Extract to read: Begin

First Step Back Home
- Abbreviation: FSBH
- Type: 501(c)(3) non-profit organization
- Purpose: Help single homeless men achieve financial independence and self sufficiency, and support deprived families in emergency situations.
- Location: Ofallon, Missouri;
- Region served: Missouri, United States
- Members: Community Council of St. Charles Continuum
- Founder, President: Paul W Kruse
- Main organ: Board of Directors
- Affiliations: St. Joachim of Missouri, Ann Care Center, Salvation Army, North East Community Action Corporation, and other Social Agencies Serving the Homeless
- Staff: 12
- Website: firststepbackhome.net

= First Step Back Home =

U.S. non-profit organization

First Step Back Home (FSBH) is a 501(c)(3) non-profit organization, chartered as a faith based Christian Ministry to help single homeless men to achieve financial independence and self-sufficiency, in Ofallon, Missouri. It was founded by Vietnam veteran and social worker Paul W Kruse and his wife Lana Kruse. It has helped many homeless and hopeless people in St. Charles, Lincoln and Warren Counties of Missouri, to find a stable home and job. Since 2005, FSBH has helped more than 3,000 homeless people become self-sufficient. It has been running programs with the help of Community Council of St. Charles Continuum.

==History==
FSBH was started in March 2005 by Paul Kruse, a Vietnam Veteran who served in US Navy as Airman and Seaman. Paul and his wife started Trucker Church Ministry in Foristell, Missouri, with now more than 2,500 truckers who have attended services and have heard the Gospel preached for over 6 and a half years. He became aware of the lack of resources and gaps in services provided by the local social service providers for homeless men in St. Charles County, and started his Ministry spawned by a $1000 gift from a local business.

FSBH has helped more than 3000 homeless in the area to get lodging, food, clothing, jobs, find transportation, and ultimately become self-sustaining again. Support for FSBH has come from the community via businesses, community groups and individual contributions and none has come from the Federal or local government.

==Board of directors==
FSBH is operated by the local staff of people, who come from various backgrounds. The board members help most in making decisions regarding future project expansion and donation programs.

Extract to read: End
Input data: Begin

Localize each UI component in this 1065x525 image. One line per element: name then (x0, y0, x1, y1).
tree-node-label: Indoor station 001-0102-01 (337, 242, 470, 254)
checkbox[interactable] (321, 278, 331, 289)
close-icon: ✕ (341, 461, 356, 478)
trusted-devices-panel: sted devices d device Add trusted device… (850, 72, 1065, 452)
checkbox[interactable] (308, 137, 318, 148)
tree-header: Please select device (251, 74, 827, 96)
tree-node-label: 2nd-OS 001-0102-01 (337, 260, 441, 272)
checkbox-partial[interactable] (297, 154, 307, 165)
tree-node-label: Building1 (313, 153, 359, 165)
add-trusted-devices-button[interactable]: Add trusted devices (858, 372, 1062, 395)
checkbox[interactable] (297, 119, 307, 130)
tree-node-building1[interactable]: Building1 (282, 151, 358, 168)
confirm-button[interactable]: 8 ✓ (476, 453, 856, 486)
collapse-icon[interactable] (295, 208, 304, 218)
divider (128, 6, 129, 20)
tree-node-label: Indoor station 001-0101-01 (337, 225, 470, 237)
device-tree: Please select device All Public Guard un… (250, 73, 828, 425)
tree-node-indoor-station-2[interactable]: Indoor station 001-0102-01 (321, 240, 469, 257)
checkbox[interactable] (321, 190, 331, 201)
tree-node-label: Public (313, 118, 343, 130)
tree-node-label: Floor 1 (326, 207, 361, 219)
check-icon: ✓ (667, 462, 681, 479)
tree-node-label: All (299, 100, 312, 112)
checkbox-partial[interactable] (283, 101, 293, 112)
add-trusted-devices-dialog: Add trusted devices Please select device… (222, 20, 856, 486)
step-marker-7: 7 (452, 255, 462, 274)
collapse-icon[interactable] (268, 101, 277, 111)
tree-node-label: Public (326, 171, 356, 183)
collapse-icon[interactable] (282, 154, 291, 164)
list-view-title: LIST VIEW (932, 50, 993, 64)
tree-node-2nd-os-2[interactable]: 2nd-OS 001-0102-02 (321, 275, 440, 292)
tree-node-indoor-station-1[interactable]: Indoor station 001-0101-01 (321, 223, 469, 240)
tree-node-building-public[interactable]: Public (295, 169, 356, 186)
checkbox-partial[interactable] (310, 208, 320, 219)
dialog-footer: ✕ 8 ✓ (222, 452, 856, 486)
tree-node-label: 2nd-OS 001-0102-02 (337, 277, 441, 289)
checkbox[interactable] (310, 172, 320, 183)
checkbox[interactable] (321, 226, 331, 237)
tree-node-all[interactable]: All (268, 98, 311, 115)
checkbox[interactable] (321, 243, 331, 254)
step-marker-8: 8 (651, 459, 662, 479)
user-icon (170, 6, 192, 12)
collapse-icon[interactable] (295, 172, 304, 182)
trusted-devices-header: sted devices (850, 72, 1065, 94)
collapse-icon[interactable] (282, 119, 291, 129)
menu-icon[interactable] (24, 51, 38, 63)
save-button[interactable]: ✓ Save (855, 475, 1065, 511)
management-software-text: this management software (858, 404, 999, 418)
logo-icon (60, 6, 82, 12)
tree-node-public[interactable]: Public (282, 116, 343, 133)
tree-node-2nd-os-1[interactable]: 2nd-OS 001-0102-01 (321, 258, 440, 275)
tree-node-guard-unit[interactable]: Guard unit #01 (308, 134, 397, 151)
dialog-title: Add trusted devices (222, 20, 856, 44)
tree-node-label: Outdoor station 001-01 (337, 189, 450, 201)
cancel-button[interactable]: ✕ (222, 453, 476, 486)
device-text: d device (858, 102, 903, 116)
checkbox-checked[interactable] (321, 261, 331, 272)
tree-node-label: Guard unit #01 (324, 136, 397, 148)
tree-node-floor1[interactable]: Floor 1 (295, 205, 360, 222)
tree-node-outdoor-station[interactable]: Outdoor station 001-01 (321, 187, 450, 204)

Input data: End

▶ Work instruction A:
Answer these questions about the First Step Back Home article, one answer per line:
(i) In what month and year was FSBH started?
(ii) How many staff does the summary at the top list?
(iii) In which town did Paul Kruse and his wife start Trucker Church Ministry?
▶ Work instruction B: Could you transcribe the First Step Back Home article word for word, from "FSBH has helped more than 3000" down to "and donation programs."?
▶ Work instruction C: Which Missouri counties are named in the First Step Back Home article? List every one.

▶ Response A:
(i) March 2005
(ii) 12
(iii) Foristell, Missouri

▶ Response B:
FSBH has helped more than 3000 homeless in the area to get lodging, food, clothing, jobs, find transportation, and ultimately become self-sustaining again. Support for FSBH has come from the community via businesses, community groups and individual contributions and none has come from the Federal or local government.

==Board of directors==
FSBH is operated by the local staff of people, who come from various backgrounds. The board members help most in making decisions regarding future project expansion and donation programs.

▶ Response C:
St. Charles County
Lincoln County
Warren County